# WRITTEN EXERCISE
For the records below, give the count of lines holding the word "人民教育出版社" and nothing more.

[Data entries]
Begin
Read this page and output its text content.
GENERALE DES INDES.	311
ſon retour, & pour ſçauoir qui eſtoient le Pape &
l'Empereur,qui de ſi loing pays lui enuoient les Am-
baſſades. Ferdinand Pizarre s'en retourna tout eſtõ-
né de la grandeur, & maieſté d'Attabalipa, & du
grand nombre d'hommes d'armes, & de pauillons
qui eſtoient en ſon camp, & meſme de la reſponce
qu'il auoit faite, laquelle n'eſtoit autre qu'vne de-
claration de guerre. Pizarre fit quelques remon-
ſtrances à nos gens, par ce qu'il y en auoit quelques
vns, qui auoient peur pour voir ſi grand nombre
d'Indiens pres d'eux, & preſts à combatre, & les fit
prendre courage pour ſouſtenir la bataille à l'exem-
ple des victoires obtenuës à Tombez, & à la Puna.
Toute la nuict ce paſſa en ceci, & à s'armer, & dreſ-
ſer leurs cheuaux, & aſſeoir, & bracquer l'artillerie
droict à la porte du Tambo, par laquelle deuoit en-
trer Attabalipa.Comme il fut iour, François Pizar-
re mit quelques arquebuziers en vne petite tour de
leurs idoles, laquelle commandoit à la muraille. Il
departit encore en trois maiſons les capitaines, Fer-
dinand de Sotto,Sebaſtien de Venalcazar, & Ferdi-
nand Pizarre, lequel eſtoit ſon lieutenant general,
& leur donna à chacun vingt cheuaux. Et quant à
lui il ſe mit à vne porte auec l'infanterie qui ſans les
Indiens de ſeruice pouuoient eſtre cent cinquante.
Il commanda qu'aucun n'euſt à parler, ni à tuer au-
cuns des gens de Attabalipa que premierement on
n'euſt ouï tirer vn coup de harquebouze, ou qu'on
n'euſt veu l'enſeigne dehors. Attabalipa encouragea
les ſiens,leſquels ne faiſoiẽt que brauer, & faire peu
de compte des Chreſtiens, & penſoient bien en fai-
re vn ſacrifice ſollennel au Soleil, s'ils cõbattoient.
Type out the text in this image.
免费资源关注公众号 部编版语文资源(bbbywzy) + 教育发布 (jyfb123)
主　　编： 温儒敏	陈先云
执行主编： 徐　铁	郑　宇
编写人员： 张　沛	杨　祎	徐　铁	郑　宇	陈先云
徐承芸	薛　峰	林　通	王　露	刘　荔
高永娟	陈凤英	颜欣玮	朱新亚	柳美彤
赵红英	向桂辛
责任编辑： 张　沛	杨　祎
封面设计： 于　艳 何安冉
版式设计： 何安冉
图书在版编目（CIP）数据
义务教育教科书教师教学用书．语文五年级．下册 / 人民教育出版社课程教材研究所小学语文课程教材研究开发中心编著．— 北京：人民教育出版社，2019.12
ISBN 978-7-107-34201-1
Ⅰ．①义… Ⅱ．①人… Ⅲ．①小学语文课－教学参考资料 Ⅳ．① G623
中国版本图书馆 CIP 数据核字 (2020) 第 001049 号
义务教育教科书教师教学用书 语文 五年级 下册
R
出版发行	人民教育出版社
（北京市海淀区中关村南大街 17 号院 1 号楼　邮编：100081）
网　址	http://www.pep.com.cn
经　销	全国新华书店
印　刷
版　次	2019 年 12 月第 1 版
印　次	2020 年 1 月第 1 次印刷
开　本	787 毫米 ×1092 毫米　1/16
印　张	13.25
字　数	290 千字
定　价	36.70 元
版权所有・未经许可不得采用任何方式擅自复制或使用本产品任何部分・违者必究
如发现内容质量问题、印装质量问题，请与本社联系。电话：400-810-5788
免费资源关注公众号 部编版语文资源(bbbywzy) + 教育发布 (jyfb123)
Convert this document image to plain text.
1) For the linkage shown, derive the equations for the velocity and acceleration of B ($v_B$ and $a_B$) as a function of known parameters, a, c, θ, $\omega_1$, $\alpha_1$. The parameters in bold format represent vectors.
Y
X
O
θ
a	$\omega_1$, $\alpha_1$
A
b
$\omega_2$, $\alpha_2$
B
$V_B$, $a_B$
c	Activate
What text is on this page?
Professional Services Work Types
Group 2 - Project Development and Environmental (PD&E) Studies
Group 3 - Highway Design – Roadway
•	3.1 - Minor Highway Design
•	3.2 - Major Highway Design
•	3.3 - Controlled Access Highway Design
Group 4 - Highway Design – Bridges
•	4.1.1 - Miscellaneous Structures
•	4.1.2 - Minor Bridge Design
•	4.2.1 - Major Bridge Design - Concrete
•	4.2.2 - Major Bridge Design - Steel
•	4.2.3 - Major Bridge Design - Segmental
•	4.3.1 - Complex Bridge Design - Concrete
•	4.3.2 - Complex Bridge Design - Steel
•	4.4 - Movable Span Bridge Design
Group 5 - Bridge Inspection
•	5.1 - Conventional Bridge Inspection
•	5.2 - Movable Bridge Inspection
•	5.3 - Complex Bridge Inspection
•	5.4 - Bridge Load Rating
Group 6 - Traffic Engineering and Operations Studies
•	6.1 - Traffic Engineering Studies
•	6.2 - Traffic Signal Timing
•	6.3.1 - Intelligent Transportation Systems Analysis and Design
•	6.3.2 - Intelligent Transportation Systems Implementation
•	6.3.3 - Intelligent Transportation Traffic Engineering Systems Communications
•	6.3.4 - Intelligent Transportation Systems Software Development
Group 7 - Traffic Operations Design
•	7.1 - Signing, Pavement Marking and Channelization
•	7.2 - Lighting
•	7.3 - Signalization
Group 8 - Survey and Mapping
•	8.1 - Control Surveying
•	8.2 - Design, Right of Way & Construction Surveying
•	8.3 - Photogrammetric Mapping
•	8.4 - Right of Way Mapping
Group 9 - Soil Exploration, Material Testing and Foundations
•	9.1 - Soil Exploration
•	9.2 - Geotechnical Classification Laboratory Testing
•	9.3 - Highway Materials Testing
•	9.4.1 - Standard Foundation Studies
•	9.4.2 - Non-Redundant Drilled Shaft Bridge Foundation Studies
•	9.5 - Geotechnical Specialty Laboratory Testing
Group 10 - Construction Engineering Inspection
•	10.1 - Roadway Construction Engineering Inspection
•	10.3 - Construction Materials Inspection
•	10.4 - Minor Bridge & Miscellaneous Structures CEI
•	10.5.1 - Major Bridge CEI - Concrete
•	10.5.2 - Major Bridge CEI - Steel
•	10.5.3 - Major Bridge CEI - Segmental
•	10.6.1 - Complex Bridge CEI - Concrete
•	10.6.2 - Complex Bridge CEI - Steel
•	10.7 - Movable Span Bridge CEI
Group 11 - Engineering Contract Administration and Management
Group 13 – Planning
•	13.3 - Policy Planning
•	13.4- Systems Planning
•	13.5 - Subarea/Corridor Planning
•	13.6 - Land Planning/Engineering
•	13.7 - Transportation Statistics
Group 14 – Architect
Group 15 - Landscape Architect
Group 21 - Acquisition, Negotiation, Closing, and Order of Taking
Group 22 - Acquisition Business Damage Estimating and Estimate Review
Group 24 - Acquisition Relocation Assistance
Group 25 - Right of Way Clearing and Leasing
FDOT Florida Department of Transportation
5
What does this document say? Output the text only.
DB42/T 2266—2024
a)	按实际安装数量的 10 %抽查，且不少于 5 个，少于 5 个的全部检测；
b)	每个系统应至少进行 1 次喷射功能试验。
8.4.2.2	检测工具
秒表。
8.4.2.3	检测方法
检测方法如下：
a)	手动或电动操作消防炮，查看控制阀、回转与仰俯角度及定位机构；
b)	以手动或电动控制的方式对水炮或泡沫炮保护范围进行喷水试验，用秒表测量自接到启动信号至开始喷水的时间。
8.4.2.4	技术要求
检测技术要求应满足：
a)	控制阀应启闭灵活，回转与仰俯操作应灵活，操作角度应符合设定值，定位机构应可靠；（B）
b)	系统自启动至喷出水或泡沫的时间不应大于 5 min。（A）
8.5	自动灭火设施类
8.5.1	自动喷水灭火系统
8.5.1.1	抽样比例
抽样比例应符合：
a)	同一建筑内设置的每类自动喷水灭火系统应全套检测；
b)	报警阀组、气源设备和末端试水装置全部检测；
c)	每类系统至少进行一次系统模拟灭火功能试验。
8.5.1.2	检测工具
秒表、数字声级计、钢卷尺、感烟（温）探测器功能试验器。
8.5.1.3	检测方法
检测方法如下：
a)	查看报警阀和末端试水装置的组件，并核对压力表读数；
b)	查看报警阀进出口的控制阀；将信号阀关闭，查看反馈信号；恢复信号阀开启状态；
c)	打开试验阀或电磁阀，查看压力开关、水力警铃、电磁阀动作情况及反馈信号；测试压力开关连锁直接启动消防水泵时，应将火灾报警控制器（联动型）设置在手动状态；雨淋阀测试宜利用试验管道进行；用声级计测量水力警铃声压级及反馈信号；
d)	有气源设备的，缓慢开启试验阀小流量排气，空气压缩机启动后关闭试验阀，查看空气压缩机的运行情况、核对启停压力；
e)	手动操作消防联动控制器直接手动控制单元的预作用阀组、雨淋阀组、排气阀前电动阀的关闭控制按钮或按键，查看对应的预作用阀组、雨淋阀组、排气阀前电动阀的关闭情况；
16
End
# ANSWER TO THIS PROBLEM
2